## Prompt
Copy each line of the records that contains the word "image".

[A block of data]
※

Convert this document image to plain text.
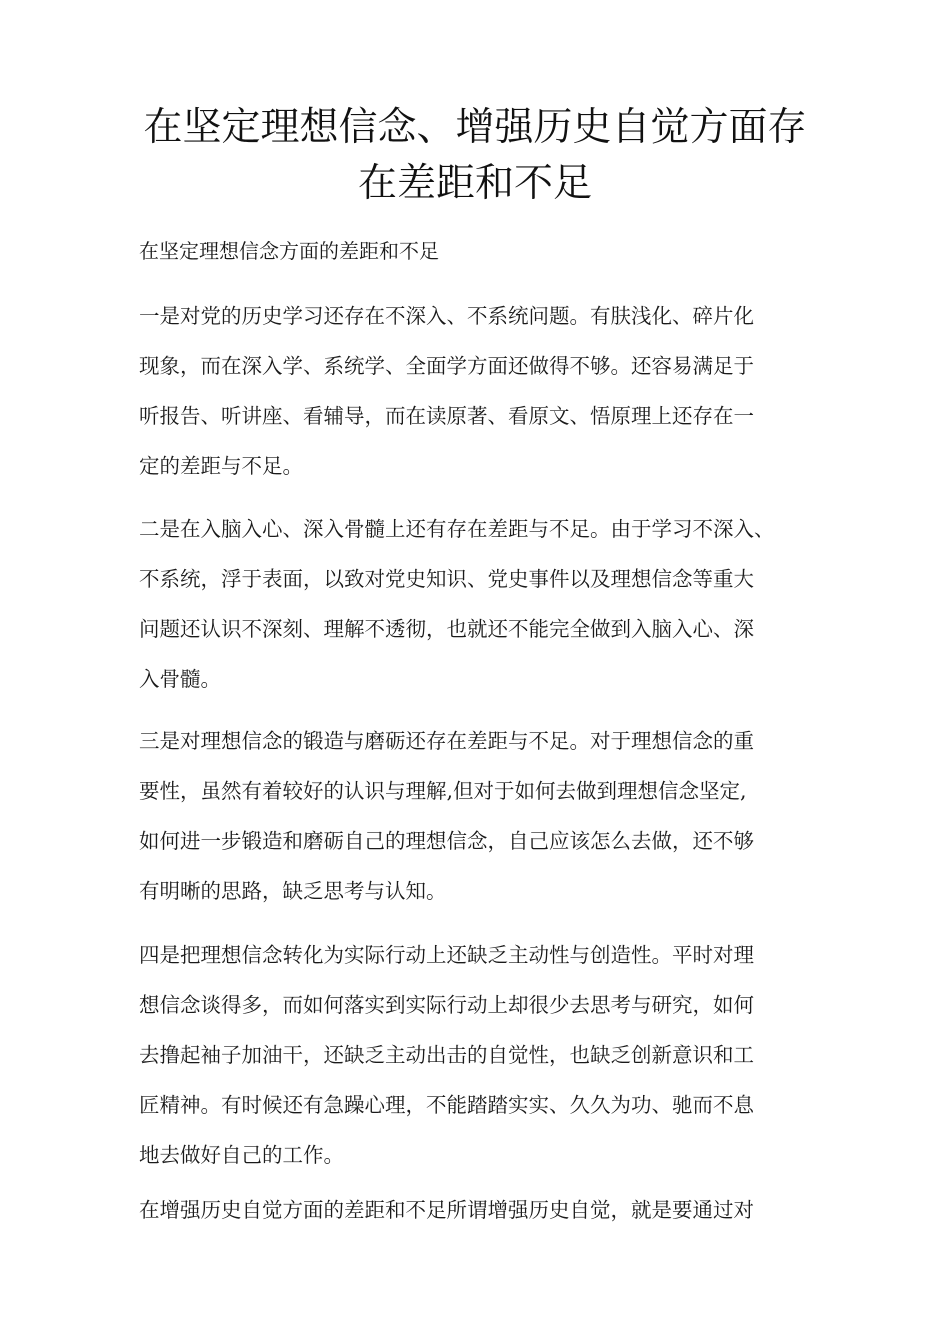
在坚定理想信念、增强历史自觉方面存
在差距和不足

在坚定理想信念方面的差距和不足

一是对党的历史学习还存在不深入、不系统问题。有肤浅化、碎片化
现象，而在深入学、系统学、全面学方面还做得不够。还容易满足于
听报告、听讲座、看辅导，而在读原著、看原文、悟原理上还存在一
定的差距与不足。

二是在入脑入心、深入骨髓上还有存在差距与不足。由于学习不深入、
不系统，浮于表面，以致对党史知识、党史事件以及理想信念等重大
问题还认识不深刻、理解不透彻，也就还不能完全做到入脑入心、深
入骨髓。

三是对理想信念的锻造与磨砺还存在差距与不足。对于理想信念的重
要性，虽然有着较好的认识与理解,但对于如何去做到理想信念坚定,
如何进一步锻造和磨砺自己的理想信念，自己应该怎么去做，还不够
有明晰的思路，缺乏思考与认知。

四是把理想信念转化为实际行动上还缺乏主动性与创造性。平时对理
想信念谈得多，而如何落实到实际行动上却很少去思考与研究，如何
去撸起袖子加油干，还缺乏主动出击的自觉性，也缺乏创新意识和工
匠精神。有时候还有急躁心理，不能踏踏实实、久久为功、驰而不息
地去做好自己的工作。

在增强历史自觉方面的差距和不足所谓增强历史自觉，就是要通过对
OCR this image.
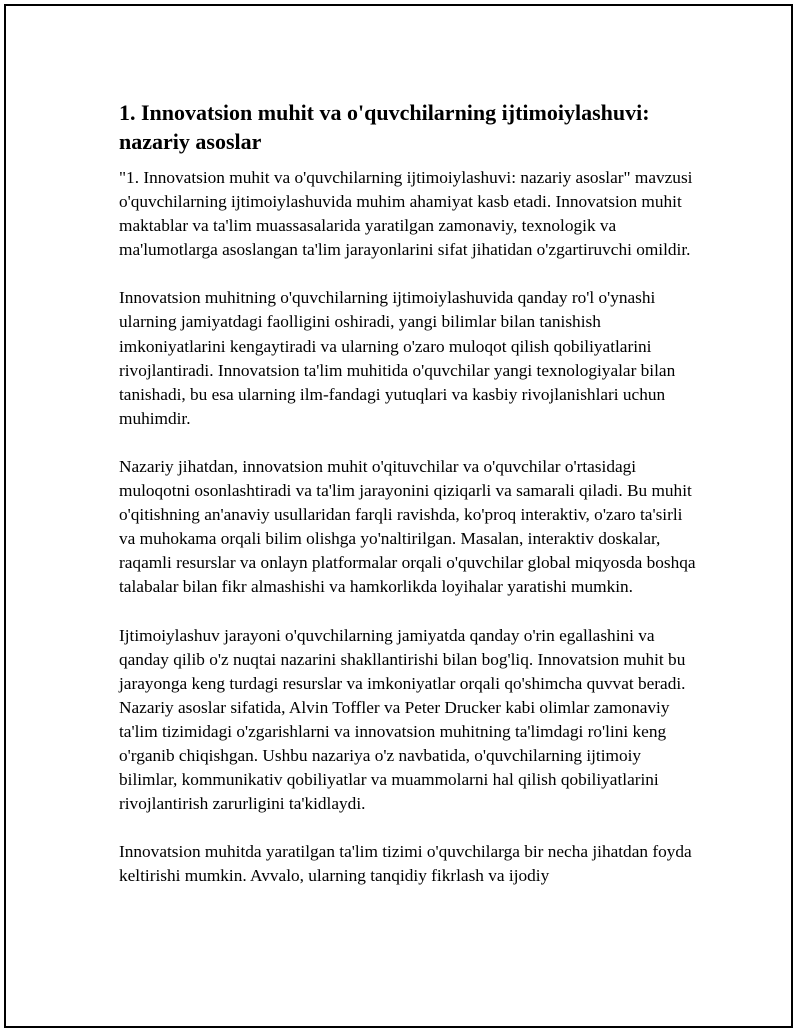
1. Innovatsion muhit va o'quvchilarning ijtimoiylashuvi: nazariy asoslar

"1. Innovatsion muhit va o'quvchilarning ijtimoiylashuvi: nazariy asoslar" mavzusi o'quvchilarning ijtimoiylashuvida muhim ahamiyat kasb etadi. Innovatsion muhit maktablar va ta'lim muassasalarida yaratilgan zamonaviy, texnologik va ma'lumotlarga asoslangan ta'lim jarayonlarini sifat jihatidan o'zgartiruvchi omildir.

Innovatsion muhitning o'quvchilarning ijtimoiylashuvida qanday ro'l o'ynashi ularning jamiyatdagi faolligini oshiradi, yangi bilimlar bilan tanishish imkoniyatlarini kengaytiradi va ularning o'zaro muloqot qilish qobiliyatlarini rivojlantiradi. Innovatsion ta'lim muhitida o'quvchilar yangi texnologiyalar bilan tanishadi, bu esa ularning ilm-fandagi yutuqlari va kasbiy rivojlanishlari uchun muhimdir.

Nazariy jihatdan, innovatsion muhit o'qituvchilar va o'quvchilar o'rtasidagi muloqotni osonlashtiradi va ta'lim jarayonini qiziqarli va samarali qiladi. Bu muhit o'qitishning an'anaviy usullaridan farqli ravishda, ko'proq interaktiv, o'zaro ta'sirli va muhokama orqali bilim olishga yo'naltirilgan. Masalan, interaktiv doskalar, raqamli resurslar va onlayn platformalar orqali o'quvchilar global miqyosda boshqa talabalar bilan fikr almashishi va hamkorlikda loyihalar yaratishi mumkin.

Ijtimoiylashuv jarayoni o'quvchilarning jamiyatda qanday o'rin egallashini va qanday qilib o'z nuqtai nazarini shakllantirishi bilan bog'liq. Innovatsion muhit bu jarayonga keng turdagi resurslar va imkoniyatlar orqali qo'shimcha quvvat beradi. Nazariy asoslar sifatida, Alvin Toffler va Peter Drucker kabi olimlar zamonaviy ta'lim tizimidagi o'zgarishlarni va innovatsion muhitning ta'limdagi ro'lini keng o'rganib chiqishgan. Ushbu nazariya o'z navbatida, o'quvchilarning ijtimoiy bilimlar, kommunikativ qobiliyatlar va muammolarni hal qilish qobiliyatlarini rivojlantirish zarurligini ta'kidlaydi.

Innovatsion muhitda yaratilgan ta'lim tizimi o'quvchilarga bir necha jihatdan foyda keltirishi mumkin. Avvalo, ularning tanqidiy fikrlash va ijodiy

※

## Result of the exercise
Convert this document image to plain text.
OCR this image.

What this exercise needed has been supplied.